What this task involves: Check each line of the listing below for the word "title" and say how many lines have it. Nothing else should be written.

━━━ Supplied material

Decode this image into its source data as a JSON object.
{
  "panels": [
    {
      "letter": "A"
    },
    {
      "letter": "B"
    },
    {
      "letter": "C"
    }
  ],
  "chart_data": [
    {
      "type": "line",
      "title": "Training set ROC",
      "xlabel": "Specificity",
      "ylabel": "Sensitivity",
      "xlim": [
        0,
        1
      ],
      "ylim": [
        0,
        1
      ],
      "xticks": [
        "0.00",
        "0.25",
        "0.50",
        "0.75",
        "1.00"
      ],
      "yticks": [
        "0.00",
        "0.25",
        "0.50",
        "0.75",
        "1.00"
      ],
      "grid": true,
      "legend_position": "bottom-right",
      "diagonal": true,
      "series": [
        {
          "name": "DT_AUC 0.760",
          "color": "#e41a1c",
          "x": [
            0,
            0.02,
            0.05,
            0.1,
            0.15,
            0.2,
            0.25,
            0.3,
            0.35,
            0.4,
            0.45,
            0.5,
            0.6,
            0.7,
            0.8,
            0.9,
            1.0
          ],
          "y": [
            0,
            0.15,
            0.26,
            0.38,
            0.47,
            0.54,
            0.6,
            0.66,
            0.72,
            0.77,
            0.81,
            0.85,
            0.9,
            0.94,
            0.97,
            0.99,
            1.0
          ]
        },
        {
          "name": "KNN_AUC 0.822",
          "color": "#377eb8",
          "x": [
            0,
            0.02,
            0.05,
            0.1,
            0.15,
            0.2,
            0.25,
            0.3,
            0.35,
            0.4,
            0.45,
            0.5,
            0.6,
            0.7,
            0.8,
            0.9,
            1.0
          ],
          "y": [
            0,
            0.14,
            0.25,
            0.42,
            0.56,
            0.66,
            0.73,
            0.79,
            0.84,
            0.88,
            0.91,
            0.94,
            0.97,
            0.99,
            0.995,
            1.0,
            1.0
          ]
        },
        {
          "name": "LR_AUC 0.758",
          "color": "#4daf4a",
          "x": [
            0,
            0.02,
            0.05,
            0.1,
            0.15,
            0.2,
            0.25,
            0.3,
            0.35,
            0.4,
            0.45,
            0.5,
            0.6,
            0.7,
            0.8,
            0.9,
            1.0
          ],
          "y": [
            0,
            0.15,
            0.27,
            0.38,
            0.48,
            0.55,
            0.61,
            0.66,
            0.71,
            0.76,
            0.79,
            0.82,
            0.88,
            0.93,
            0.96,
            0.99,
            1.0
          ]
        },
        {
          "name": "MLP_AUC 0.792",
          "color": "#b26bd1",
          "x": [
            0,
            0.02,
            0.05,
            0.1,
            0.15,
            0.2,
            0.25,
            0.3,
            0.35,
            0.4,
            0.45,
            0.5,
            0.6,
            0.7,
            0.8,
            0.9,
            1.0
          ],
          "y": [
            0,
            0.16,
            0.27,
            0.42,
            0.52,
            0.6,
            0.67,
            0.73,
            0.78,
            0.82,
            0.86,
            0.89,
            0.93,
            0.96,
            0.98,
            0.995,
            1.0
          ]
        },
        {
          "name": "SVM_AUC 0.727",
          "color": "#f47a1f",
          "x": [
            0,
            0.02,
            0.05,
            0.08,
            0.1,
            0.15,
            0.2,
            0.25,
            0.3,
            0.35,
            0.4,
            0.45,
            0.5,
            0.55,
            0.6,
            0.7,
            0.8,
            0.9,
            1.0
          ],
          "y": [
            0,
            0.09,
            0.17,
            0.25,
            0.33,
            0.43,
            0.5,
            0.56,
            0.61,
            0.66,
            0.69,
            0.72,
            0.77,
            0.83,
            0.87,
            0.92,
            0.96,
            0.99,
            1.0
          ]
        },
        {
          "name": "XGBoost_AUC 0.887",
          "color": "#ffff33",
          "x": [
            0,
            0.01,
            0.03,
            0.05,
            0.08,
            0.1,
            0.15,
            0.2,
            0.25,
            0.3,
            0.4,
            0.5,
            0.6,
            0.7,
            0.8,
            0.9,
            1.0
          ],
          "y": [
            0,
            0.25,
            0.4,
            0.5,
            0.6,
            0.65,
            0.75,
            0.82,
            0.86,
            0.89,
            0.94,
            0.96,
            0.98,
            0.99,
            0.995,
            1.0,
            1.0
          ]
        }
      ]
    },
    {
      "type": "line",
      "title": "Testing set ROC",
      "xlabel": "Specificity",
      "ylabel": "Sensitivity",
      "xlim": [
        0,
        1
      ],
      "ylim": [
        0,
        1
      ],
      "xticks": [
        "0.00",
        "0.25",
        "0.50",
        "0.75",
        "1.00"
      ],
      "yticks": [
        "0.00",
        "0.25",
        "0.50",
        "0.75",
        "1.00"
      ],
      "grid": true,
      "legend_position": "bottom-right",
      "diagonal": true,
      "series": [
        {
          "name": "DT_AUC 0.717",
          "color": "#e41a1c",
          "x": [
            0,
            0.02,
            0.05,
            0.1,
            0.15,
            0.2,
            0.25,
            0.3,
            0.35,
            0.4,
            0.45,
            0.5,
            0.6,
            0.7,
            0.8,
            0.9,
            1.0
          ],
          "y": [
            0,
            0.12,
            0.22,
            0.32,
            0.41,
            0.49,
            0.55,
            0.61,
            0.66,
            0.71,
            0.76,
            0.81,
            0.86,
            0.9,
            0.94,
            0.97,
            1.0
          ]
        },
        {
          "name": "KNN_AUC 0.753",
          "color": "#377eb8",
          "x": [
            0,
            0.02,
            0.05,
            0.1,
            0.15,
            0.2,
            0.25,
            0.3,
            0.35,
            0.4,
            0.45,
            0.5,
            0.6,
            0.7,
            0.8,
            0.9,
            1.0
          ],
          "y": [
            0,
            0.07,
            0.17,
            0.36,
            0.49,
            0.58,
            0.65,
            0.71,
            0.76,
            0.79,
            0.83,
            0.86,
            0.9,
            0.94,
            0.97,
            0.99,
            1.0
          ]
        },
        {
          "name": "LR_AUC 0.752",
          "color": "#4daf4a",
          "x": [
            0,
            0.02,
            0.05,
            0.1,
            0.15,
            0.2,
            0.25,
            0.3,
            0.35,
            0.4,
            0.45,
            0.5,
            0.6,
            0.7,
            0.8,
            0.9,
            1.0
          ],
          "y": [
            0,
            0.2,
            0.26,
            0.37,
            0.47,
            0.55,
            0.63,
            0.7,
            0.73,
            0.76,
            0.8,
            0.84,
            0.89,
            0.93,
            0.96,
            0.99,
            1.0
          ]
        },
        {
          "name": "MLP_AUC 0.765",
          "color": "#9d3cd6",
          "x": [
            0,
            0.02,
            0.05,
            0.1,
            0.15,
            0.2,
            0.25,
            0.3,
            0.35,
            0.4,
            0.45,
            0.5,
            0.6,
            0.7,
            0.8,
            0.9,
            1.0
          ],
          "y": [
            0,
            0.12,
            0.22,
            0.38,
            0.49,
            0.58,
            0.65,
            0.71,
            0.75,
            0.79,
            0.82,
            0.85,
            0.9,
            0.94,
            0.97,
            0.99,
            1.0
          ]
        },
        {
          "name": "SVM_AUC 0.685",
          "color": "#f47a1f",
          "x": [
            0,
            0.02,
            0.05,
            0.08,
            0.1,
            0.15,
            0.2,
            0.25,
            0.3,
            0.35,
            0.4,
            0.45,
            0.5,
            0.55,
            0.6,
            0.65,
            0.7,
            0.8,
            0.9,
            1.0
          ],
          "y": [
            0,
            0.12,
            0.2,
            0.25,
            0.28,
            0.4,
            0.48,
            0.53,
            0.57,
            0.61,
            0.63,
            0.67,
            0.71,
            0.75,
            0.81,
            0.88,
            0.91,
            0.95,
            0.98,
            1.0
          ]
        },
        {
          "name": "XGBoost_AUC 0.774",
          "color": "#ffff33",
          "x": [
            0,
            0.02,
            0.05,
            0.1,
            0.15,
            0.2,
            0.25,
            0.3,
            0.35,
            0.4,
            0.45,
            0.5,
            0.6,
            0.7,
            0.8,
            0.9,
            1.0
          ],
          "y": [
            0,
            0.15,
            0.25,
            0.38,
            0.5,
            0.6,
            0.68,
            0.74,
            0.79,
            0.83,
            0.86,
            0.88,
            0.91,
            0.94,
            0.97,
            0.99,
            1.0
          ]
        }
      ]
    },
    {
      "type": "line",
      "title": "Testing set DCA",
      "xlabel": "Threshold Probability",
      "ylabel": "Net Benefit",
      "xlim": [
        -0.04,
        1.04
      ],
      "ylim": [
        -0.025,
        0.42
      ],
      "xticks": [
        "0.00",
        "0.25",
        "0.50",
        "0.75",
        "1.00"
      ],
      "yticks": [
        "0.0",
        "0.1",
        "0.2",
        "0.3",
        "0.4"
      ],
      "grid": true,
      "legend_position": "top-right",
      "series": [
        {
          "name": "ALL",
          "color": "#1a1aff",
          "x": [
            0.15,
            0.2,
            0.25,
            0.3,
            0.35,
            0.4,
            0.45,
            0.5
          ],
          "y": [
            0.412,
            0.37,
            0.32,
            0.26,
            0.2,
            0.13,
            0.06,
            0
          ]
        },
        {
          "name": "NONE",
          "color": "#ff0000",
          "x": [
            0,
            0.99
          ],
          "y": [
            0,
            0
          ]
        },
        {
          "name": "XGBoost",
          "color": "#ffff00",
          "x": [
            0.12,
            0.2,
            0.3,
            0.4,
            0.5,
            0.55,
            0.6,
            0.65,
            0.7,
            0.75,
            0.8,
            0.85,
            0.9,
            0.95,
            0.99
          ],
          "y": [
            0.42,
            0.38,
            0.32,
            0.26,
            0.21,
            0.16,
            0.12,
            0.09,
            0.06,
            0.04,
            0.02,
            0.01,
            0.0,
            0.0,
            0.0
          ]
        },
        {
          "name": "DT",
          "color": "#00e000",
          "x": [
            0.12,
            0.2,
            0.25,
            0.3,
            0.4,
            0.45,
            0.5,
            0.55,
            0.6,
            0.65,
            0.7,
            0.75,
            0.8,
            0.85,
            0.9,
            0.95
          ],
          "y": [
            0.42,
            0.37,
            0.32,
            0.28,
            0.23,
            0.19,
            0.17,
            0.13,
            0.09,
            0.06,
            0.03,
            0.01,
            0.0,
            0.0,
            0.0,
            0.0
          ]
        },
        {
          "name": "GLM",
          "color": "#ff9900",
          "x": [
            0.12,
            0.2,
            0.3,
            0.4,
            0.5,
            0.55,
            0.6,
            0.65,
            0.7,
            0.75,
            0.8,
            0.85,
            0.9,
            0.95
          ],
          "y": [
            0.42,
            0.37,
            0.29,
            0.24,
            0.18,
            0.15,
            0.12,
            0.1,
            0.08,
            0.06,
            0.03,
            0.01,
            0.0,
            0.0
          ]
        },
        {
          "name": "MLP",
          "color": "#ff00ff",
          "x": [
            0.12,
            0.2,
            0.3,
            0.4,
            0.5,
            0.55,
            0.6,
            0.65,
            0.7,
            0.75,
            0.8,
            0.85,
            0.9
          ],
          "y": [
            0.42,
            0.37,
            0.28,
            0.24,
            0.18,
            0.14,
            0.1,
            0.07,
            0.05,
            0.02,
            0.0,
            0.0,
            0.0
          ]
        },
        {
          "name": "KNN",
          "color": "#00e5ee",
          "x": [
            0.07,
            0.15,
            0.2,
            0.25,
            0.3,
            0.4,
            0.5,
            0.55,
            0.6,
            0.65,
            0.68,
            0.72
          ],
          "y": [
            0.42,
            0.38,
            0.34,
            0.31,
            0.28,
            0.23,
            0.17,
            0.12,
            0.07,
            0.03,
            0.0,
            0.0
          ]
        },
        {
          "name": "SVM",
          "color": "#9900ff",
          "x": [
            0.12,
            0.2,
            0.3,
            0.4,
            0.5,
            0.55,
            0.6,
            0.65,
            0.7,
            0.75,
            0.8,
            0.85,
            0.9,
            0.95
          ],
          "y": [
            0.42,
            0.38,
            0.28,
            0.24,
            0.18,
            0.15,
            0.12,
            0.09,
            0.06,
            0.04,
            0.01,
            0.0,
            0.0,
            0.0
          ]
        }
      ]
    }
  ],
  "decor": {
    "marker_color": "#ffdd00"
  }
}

━━━━━━

Exercise response: 3